● **Reading text**
========================
Authority and Issuance

0
For the reasons set forth in the preamble, the Board amends Regulation 
Z, 12 CFR part 226, as set forth below:

PART 226--TRUTH IN LENDING (REGULATION Z)

0
1. The authority citation for part 226 continues to read as follows:

    Authority:  12 U.S.C. 3806; 15 U.S.C. 1604, 1637(c)(5), and 
1639(l); Pub. L. 111-24 Sec.  2, 123 Stat. 1734.

Subpart C--Closed-End Credit

0
2. Section 226.18 is amended by revising paragraphs (s)(2)(i)(B)(2),

[[Page 81842]]

(s)(3)(i)(C), (s)(3)(ii)(B), and (s)(7)(v) to read as follows:


Sec.  226.18  Content of disclosures.
========================
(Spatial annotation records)
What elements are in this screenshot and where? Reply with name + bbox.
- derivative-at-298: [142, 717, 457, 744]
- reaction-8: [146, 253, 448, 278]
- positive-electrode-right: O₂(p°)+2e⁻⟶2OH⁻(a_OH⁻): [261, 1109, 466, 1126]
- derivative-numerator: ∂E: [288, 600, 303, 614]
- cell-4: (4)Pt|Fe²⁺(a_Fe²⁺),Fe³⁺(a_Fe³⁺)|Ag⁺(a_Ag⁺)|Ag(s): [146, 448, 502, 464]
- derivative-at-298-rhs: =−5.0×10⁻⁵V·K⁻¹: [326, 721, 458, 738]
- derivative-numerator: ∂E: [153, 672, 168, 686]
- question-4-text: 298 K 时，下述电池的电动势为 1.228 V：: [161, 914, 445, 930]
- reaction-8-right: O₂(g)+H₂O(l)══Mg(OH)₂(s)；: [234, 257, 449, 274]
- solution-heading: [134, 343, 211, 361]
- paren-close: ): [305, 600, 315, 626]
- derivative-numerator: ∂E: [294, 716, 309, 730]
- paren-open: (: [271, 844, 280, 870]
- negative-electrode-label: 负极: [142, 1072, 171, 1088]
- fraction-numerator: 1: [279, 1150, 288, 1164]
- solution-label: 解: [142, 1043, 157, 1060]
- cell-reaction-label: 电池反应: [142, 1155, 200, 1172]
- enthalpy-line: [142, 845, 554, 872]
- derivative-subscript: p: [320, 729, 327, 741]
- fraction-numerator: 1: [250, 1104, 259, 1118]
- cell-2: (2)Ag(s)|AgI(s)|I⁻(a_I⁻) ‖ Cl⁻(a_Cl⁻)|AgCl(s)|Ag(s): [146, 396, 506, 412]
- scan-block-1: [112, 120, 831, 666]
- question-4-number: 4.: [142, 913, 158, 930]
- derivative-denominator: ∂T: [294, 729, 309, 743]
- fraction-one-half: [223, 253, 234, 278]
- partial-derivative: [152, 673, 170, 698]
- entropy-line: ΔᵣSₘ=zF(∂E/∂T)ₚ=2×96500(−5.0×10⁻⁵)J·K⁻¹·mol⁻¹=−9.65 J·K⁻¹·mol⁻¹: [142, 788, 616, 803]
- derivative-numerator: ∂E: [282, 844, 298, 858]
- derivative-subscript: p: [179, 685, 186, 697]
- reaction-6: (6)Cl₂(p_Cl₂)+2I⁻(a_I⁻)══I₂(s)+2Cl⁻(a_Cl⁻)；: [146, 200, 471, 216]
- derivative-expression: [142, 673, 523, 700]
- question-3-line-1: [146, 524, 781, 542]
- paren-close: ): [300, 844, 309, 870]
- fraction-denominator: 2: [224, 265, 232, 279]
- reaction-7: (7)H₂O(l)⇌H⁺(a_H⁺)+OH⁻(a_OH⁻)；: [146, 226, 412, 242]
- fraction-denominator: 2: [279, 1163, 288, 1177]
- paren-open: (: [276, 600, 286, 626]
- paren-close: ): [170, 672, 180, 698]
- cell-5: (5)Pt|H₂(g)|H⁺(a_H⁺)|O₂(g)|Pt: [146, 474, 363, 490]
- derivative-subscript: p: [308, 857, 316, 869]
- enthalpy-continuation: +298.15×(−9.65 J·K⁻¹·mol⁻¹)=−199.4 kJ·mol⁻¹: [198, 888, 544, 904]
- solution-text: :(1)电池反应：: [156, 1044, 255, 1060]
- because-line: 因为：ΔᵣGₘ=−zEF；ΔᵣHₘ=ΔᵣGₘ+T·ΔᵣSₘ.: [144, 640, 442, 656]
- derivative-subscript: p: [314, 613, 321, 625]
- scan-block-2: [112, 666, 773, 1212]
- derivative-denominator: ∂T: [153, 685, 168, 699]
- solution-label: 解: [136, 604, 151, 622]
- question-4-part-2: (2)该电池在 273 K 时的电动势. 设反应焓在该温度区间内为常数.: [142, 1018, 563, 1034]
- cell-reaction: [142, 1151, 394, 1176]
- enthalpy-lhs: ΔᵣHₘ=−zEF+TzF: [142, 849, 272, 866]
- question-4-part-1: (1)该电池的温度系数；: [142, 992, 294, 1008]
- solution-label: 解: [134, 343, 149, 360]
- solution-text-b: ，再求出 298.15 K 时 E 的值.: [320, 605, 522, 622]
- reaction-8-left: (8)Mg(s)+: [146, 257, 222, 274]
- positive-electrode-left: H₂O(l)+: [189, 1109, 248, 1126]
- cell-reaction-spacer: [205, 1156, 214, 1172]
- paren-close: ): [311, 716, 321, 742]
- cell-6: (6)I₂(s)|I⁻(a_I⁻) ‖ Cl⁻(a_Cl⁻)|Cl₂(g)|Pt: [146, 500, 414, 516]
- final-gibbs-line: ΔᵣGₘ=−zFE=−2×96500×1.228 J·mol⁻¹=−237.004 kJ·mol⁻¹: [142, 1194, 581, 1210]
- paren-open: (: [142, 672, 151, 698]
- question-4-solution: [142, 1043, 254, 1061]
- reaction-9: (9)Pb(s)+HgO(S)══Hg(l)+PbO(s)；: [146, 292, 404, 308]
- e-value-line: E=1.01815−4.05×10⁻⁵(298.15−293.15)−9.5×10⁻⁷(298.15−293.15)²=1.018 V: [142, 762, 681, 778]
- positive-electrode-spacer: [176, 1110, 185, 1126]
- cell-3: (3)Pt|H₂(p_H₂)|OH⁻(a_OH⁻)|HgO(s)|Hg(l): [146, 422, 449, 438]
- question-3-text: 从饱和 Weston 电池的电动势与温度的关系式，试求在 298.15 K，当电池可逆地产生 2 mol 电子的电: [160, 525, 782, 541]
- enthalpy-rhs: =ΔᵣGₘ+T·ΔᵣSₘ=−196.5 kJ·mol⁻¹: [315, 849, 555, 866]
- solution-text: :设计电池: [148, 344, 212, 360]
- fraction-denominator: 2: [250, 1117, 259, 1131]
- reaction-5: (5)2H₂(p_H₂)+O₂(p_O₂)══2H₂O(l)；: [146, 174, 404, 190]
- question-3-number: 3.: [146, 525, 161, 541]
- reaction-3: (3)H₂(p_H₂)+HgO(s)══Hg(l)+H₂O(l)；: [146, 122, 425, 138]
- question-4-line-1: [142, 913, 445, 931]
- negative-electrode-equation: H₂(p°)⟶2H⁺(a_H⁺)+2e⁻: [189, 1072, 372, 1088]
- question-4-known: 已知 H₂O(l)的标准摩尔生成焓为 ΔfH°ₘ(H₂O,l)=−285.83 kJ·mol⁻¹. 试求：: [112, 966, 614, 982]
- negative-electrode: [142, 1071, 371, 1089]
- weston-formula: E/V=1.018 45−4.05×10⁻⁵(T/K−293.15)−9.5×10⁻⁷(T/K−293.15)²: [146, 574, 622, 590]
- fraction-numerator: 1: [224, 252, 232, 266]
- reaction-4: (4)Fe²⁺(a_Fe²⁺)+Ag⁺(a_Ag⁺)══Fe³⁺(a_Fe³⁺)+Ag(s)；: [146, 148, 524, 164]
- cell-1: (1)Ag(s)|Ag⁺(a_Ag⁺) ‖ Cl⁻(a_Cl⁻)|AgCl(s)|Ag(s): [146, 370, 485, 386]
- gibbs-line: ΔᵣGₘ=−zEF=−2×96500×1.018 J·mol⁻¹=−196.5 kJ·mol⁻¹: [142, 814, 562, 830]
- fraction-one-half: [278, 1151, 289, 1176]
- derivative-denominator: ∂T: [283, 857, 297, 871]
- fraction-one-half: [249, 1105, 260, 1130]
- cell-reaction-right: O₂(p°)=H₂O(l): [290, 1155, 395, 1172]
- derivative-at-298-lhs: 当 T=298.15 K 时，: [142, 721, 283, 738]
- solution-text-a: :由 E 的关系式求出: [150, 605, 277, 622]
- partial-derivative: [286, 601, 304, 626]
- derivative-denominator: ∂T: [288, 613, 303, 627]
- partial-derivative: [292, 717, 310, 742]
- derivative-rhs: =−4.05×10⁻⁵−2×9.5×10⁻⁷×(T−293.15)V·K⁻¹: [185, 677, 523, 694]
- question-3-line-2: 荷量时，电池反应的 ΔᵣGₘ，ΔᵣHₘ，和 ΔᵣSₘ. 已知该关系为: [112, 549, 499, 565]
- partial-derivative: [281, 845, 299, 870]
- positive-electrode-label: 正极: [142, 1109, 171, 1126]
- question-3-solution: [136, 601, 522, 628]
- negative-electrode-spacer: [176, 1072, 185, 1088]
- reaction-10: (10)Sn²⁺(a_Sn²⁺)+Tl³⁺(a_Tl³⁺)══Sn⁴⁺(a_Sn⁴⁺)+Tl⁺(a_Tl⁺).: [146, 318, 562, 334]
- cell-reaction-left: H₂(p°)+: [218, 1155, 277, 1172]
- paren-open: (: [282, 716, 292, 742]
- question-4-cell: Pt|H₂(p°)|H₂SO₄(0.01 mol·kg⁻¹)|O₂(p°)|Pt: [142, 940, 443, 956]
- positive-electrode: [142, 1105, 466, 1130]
========================
● **Actions to take**
A – Could you return the Regulation Z amendment text word for word?
B – Can you retype the rows from their very start down through the line containing "- derivative-subscript: p: [179, 685, 186, 697]", with both ends included?

● **Solutions to each task**
A –
Authority and Issuance

0
For the reasons set forth in the preamble, the Board amends Regulation 
Z, 12 CFR part 226, as set forth below:

PART 226--TRUTH IN LENDING (REGULATION Z)

0
1. The authority citation for part 226 continues to read as follows:

    Authority:  12 U.S.C. 3806; 15 U.S.C. 1604, 1637(c)(5), and 
1639(l); Pub. L. 111-24 Sec.  2, 123 Stat. 1734.

Subpart C--Closed-End Credit

0
2. Section 226.18 is amended by revising paragraphs (s)(2)(i)(B)(2),

[[Page 81842]]

(s)(3)(i)(C), (s)(3)(ii)(B), and (s)(7)(v) to read as follows:


Sec.  226.18  Content of disclosures.

B –
What elements are in this screenshot and where? Reply with name + bbox.
- derivative-at-298: [142, 717, 457, 744]
- reaction-8: [146, 253, 448, 278]
- positive-electrode-right: O₂(p°)+2e⁻⟶2OH⁻(a_OH⁻): [261, 1109, 466, 1126]
- derivative-numerator: ∂E: [288, 600, 303, 614]
- cell-4: (4)Pt|Fe²⁺(a_Fe²⁺),Fe³⁺(a_Fe³⁺)|Ag⁺(a_Ag⁺)|Ag(s): [146, 448, 502, 464]
- derivative-at-298-rhs: =−5.0×10⁻⁵V·K⁻¹: [326, 721, 458, 738]
- derivative-numerator: ∂E: [153, 672, 168, 686]
- question-4-text: 298 K 时，下述电池的电动势为 1.228 V：: [161, 914, 445, 930]
- reaction-8-right: O₂(g)+H₂O(l)══Mg(OH)₂(s)；: [234, 257, 449, 274]
- solution-heading: [134, 343, 211, 361]
- paren-close: ): [305, 600, 315, 626]
- derivative-numerator: ∂E: [294, 716, 309, 730]
- paren-open: (: [271, 844, 280, 870]
- negative-electrode-label: 负极: [142, 1072, 171, 1088]
- fraction-numerator: 1: [279, 1150, 288, 1164]
- solution-label: 解: [142, 1043, 157, 1060]
- cell-reaction-label: 电池反应: [142, 1155, 200, 1172]
- enthalpy-line: [142, 845, 554, 872]
- derivative-subscript: p: [320, 729, 327, 741]
- fraction-numerator: 1: [250, 1104, 259, 1118]
- cell-2: (2)Ag(s)|AgI(s)|I⁻(a_I⁻) ‖ Cl⁻(a_Cl⁻)|AgCl(s)|Ag(s): [146, 396, 506, 412]
- scan-block-1: [112, 120, 831, 666]
- question-4-number: 4.: [142, 913, 158, 930]
- derivative-denominator: ∂T: [294, 729, 309, 743]
- fraction-one-half: [223, 253, 234, 278]
- partial-derivative: [152, 673, 170, 698]
- entropy-line: ΔᵣSₘ=zF(∂E/∂T)ₚ=2×96500(−5.0×10⁻⁵)J·K⁻¹·mol⁻¹=−9.65 J·K⁻¹·mol⁻¹: [142, 788, 616, 803]
- derivative-numerator: ∂E: [282, 844, 298, 858]
- derivative-subscript: p: [179, 685, 186, 697]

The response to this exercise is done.